▶ Stored data:
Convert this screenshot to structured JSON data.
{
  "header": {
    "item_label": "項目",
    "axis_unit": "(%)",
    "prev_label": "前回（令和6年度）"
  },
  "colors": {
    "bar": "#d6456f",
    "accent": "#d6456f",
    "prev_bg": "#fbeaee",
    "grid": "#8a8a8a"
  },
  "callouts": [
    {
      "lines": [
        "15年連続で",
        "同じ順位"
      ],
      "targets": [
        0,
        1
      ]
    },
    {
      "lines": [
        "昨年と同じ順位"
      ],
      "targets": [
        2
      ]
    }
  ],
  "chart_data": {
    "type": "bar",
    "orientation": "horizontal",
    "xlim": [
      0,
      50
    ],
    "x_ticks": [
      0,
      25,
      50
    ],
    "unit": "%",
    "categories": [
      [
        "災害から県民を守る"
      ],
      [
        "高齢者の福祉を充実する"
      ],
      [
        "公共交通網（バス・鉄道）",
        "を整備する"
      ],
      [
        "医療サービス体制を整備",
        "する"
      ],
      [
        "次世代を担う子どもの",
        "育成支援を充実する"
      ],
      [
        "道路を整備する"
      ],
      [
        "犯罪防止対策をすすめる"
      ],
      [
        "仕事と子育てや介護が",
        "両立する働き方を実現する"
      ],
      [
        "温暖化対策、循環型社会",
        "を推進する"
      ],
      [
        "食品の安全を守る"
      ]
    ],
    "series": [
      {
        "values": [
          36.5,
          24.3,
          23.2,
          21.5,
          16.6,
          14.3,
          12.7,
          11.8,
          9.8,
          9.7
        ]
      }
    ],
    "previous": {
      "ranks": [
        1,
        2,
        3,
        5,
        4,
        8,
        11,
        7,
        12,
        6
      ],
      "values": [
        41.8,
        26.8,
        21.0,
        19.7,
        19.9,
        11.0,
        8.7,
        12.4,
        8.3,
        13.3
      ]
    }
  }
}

▶ The problem: Return every entry exactly as given.

▶ Written solution:
Convert this screenshot to structured JSON data.
{
  "header": {
    "item_label": "項目",
    "axis_unit": "(%)",
    "prev_label": "前回（令和6年度）"
  },
  "colors": {
    "bar": "#d6456f",
    "accent": "#d6456f",
    "prev_bg": "#fbeaee",
    "grid": "#8a8a8a"
  },
  "callouts": [
    {
      "lines": [
        "15年連続で",
        "同じ順位"
      ],
      "targets": [
        0,
        1
      ]
    },
    {
      "lines": [
        "昨年と同じ順位"
      ],
      "targets": [
        2
      ]
    }
  ],
  "chart_data": {
    "type": "bar",
    "orientation": "horizontal",
    "xlim": [
      0,
      50
    ],
    "x_ticks": [
      0,
      25,
      50
    ],
    "unit": "%",
    "categories": [
      [
        "災害から県民を守る"
      ],
      [
        "高齢者の福祉を充実する"
      ],
      [
        "公共交通網（バス・鉄道）",
        "を整備する"
      ],
      [
        "医療サービス体制を整備",
        "する"
      ],
      [
        "次世代を担う子どもの",
        "育成支援を充実する"
      ],
      [
        "道路を整備する"
      ],
      [
        "犯罪防止対策をすすめる"
      ],
      [
        "仕事と子育てや介護が",
        "両立する働き方を実現する"
      ],
      [
        "温暖化対策、循環型社会",
        "を推進する"
      ],
      [
        "食品の安全を守る"
      ]
    ],
    "series": [
      {
        "values": [
          36.5,
          24.3,
          23.2,
          21.5,
          16.6,
          14.3,
          12.7,
          11.8,
          9.8,
          9.7
        ]
      }
    ],
    "previous": {
      "ranks": [
        1,
        2,
        3,
        5,
        4,
        8,
        11,
        7,
        12,
        6
      ],
      "values": [
        41.8,
        26.8,
        21.0,
        19.7,
        19.9,
        11.0,
        8.7,
        12.4,
        8.3,
        13.3
      ]
    }
  }
}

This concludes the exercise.